TASK GOAL: From the listing below, pull out the lines that hold "name".

Records contained in a dataset:
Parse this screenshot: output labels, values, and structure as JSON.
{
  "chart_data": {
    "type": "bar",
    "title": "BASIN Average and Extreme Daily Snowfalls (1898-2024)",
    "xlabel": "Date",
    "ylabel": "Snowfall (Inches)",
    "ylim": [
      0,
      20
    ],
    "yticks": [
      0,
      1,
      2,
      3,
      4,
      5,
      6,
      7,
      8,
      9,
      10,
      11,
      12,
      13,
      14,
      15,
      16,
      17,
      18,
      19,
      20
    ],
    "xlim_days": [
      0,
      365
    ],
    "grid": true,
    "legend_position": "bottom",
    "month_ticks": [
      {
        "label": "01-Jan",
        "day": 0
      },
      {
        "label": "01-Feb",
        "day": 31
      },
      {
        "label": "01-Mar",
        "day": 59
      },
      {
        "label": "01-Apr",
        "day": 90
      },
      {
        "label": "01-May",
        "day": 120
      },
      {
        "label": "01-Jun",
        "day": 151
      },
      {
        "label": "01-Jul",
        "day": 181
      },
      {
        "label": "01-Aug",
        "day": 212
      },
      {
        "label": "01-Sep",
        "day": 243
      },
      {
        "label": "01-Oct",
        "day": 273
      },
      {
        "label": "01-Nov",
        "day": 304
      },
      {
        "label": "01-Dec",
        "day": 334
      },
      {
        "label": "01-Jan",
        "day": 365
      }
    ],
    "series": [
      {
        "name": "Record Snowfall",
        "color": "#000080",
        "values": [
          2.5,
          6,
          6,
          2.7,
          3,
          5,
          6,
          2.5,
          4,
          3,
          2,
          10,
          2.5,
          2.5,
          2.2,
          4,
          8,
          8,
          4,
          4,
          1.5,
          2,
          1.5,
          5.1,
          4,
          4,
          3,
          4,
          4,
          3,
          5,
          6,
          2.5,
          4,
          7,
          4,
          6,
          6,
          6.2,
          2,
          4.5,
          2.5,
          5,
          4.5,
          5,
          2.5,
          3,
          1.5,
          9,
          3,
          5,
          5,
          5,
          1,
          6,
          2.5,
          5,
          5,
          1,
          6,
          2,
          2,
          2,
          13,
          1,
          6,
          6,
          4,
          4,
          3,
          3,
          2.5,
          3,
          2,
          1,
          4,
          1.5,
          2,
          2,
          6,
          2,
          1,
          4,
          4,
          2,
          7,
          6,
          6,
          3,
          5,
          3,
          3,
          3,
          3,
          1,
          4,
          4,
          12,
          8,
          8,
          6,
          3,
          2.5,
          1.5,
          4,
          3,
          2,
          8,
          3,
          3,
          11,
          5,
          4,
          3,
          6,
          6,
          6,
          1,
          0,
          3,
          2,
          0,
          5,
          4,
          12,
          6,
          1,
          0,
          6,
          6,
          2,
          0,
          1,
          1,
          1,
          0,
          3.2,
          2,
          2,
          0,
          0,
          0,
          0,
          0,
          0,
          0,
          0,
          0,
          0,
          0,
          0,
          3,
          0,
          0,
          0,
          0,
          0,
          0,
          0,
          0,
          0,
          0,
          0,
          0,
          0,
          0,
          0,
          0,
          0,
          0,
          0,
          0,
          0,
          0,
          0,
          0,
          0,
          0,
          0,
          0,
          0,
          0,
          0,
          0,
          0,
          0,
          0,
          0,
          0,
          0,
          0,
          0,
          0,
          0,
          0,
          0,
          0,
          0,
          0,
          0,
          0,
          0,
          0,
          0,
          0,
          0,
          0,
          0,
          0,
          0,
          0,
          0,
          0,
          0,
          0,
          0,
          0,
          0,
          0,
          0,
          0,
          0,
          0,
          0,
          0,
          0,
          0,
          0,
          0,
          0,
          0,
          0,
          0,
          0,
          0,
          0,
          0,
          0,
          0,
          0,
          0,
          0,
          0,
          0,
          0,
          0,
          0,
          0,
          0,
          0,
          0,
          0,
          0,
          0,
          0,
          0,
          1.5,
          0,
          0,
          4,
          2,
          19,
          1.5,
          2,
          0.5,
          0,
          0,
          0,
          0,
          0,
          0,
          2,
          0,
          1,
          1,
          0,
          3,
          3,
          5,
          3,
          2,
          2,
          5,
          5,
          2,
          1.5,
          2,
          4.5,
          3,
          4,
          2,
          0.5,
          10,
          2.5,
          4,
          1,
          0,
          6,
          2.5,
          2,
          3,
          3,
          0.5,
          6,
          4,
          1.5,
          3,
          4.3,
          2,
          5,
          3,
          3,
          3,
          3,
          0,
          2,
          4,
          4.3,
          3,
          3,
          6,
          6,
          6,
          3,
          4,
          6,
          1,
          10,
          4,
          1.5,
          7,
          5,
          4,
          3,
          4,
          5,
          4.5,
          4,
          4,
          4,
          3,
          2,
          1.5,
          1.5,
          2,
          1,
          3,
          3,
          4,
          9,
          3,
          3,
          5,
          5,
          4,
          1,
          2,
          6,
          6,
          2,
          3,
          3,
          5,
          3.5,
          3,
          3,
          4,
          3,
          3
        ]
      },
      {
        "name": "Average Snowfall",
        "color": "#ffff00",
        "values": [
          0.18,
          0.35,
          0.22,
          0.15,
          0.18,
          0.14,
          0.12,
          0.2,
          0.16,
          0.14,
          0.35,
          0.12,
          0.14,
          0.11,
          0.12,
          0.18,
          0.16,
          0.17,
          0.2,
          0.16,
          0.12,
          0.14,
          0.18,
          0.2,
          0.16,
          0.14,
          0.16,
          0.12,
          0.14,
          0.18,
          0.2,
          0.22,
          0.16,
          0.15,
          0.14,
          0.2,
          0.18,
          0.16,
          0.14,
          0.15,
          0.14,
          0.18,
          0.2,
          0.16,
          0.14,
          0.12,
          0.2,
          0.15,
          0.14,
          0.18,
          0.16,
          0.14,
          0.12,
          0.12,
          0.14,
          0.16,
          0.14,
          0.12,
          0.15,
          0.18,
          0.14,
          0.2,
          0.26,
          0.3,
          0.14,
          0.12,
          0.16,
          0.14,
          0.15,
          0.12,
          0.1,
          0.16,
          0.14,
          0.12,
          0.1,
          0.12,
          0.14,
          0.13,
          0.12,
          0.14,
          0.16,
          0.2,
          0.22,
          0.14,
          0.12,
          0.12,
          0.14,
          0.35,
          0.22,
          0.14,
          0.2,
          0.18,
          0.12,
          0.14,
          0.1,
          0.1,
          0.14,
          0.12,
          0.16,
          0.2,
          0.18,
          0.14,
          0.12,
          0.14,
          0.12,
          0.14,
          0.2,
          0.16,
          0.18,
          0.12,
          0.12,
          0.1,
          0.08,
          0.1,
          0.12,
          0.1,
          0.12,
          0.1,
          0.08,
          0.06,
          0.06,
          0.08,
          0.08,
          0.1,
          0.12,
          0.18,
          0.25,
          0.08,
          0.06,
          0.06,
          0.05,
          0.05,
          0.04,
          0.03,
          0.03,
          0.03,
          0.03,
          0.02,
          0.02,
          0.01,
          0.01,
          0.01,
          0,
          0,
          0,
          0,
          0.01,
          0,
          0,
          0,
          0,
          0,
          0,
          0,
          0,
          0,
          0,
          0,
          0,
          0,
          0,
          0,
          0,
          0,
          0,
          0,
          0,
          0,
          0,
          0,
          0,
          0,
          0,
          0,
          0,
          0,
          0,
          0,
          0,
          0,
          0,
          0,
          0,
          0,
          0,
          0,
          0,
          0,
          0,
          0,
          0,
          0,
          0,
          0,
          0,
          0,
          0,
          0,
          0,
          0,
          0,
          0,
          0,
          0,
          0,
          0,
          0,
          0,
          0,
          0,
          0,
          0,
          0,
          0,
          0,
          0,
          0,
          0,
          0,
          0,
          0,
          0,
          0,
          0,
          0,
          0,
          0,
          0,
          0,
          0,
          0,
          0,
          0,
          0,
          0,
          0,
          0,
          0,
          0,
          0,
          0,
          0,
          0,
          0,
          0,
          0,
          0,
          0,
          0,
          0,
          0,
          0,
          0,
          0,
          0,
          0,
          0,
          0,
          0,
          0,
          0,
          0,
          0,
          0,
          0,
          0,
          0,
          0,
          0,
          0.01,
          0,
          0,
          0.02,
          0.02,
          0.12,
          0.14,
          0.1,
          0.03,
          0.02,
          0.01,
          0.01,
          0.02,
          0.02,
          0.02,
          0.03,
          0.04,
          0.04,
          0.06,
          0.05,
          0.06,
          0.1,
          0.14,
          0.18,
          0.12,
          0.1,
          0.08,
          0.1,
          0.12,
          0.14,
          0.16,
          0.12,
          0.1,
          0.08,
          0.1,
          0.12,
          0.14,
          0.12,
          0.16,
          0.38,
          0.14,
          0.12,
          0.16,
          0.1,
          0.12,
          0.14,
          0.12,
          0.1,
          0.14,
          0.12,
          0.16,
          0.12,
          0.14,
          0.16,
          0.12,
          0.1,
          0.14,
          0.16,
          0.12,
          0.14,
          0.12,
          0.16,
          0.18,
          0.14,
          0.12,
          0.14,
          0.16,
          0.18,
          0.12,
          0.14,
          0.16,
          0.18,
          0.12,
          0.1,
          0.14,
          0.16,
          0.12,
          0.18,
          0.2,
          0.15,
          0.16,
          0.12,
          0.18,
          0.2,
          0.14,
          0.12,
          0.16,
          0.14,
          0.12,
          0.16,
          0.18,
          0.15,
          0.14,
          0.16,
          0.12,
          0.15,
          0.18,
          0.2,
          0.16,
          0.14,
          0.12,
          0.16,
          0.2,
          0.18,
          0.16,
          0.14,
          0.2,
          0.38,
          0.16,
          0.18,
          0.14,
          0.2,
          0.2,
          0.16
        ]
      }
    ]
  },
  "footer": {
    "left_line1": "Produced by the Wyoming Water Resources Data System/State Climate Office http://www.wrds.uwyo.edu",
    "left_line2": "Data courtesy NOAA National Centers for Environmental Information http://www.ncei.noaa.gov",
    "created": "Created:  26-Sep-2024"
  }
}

FULL SOLUTION:
        "name": "Record Snowfall",
        "name": "Average Snowfall",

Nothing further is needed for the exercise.